Passage for review
────────────────────────────────────────
I want you to have the permission to let that be enough.

Whoever it is that you’re afraid of disappointing, they’re not worth it.

The Source of Job Shame

Psychologically, shame is the result of a dissonance between your standards and your actions.  When it comes to your work, you feel like you should be doing something different or in some way better than what you are currently doing.

Feeling ashamed of your job is the result of working a job that is below your standards in some way.

It can be helpful to have high standards for yourself— they can motivate you to achieve greatness in your life and work.  But they can be condemning if they push you to feel shame about who you are and what you do.

Your standards for yourself and your work come from your story.  Do you know where?  Who was it that told you that you needed to pursue a specific career?  Who is it that has so much power over you?

Maybe it was a parent who believed that you should be a doctor or lawyer, but now you’re working retail.

Maybe it was a teacher who said that you were too smart to work with your hands, but now you’re a groundskeeper.

Maybe it was a mentor who told you that you could be a great business owner, but for now you’re waiting tables.

Spend some time identifying those stories and those voices.  Doing so will help you take back some of their power.

We’re All In Process

If you need someone’s permission to be in process, I’m hereby giving it to you. If your dad calls and wants an explanation, send him a link to this post.

I want you to know that you’re ok. Own it. Rock what you got. If you have a job, it’s a gift. Sure, it may not be the dream, but it’s a job— and that’s better than what a lot of people have.

I love helping you step into who you were born to be, but I’m tired of the shame and groveling that happens to the people that don’t know what that is yet.
────────────────────────────────────────
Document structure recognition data
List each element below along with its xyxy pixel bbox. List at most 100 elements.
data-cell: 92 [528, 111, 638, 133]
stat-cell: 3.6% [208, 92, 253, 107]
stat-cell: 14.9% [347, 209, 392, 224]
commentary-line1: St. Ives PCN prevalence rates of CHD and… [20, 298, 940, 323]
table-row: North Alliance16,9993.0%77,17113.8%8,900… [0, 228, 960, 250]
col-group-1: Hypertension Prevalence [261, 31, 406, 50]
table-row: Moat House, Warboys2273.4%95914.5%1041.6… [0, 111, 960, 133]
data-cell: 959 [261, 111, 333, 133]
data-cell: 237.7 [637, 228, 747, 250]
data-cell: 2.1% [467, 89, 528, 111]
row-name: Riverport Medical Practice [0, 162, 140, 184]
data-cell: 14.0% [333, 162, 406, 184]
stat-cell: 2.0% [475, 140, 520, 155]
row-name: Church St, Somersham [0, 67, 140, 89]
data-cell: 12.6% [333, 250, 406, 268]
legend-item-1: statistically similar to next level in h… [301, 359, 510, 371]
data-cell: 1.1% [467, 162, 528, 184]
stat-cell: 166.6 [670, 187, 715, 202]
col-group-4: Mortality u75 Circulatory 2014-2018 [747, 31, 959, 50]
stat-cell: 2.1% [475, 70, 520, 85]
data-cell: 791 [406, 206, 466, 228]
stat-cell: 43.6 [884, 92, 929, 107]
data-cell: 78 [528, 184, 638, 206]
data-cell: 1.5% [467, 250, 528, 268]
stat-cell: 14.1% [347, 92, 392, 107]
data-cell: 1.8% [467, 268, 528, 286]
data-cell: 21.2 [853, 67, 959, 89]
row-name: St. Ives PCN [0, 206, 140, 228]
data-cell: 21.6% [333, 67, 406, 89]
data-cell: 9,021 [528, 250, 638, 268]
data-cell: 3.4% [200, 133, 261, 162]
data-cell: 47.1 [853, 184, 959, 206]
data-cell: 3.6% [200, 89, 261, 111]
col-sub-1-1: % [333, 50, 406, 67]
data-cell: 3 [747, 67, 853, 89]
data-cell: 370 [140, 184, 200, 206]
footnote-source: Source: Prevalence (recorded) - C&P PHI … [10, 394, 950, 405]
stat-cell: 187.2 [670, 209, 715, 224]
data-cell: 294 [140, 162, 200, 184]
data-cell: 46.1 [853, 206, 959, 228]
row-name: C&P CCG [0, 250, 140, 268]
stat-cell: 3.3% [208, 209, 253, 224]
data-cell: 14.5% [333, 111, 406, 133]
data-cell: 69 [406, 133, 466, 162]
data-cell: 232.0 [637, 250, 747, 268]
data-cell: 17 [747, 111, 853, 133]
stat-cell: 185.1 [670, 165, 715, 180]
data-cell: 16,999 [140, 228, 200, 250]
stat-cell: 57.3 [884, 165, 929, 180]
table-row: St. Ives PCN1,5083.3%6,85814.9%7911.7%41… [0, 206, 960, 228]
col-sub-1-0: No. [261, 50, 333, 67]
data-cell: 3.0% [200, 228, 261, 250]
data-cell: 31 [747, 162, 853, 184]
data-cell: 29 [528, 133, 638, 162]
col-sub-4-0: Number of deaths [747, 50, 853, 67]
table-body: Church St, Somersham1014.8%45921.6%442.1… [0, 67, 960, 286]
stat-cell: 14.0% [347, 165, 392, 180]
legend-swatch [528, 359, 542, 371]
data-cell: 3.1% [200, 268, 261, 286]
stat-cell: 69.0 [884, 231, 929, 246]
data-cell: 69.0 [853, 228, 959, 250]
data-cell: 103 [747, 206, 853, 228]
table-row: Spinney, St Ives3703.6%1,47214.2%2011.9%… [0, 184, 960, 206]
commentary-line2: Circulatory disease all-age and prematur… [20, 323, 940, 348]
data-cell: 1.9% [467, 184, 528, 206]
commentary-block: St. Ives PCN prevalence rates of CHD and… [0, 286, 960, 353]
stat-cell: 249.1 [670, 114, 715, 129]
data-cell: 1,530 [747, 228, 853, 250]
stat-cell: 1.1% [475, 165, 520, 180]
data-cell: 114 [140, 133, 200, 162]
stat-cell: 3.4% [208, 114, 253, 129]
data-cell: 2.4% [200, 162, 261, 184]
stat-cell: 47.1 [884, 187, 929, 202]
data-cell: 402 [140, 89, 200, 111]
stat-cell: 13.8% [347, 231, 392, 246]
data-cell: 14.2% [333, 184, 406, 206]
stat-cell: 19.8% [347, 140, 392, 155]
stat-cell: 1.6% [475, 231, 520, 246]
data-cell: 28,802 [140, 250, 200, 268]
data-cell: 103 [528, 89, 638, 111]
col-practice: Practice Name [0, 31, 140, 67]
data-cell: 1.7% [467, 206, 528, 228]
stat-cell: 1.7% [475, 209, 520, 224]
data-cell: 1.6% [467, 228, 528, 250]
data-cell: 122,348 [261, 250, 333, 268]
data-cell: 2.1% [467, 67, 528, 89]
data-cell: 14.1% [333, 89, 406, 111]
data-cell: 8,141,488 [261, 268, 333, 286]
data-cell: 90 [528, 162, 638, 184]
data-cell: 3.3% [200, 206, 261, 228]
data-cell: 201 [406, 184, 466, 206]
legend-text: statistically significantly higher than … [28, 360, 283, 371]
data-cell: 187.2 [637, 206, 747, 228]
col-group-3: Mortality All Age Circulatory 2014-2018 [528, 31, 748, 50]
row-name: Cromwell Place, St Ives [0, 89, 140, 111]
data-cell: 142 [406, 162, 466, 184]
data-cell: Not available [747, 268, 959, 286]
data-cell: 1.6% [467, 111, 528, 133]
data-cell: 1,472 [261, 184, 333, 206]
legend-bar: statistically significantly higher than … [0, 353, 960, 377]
────────────────────────────────────────
What you need to do
a - In the text on job shame, what is shame psychologically the result of?
b - Continue the text on job shame from its final sentence.

Answers
a - A dissonance between your standards and your actions.

b -
Next Time You Feel Ashamed of Your Job, Remember This…

Everyone is in process. You’re in process. Own it. There’s nothing wrong with it. If you’re not allowed to be in process, then you’ll never accomplish anything worthwhile.

Every book started as some silly scribbles on a piece of paper.
Every scientific discovery started as a crazy idea.
Every Fortune 500 company began with a half-baked concept.
Every movement started small.
Every person you admire had to figure it out as they went.

If they get the chance to be in process, then you get it as well.

We’re all unfinished. That’s the point. The process is what makes the story. A dream is only a dream when it’s different from reality. If you have big dreams, it means your life isn’t everything it could be. And that’s the point. There’s possibility! It doesn’t matter where you are right now. It’s a starting place. It’s another step in the process. What matters is that you own it.

Next time someone asks what you do, take a deep breath, remember that you’re enough. And then make solid eye contact and tell them, without shame, guilt, or that squirmy-I-can’t-wait-to-change-the-subject feeling.

In the comments below, I want to hear from you.  What do you do that you feel embarrassed or ashamed of?  Where do you think that comes from?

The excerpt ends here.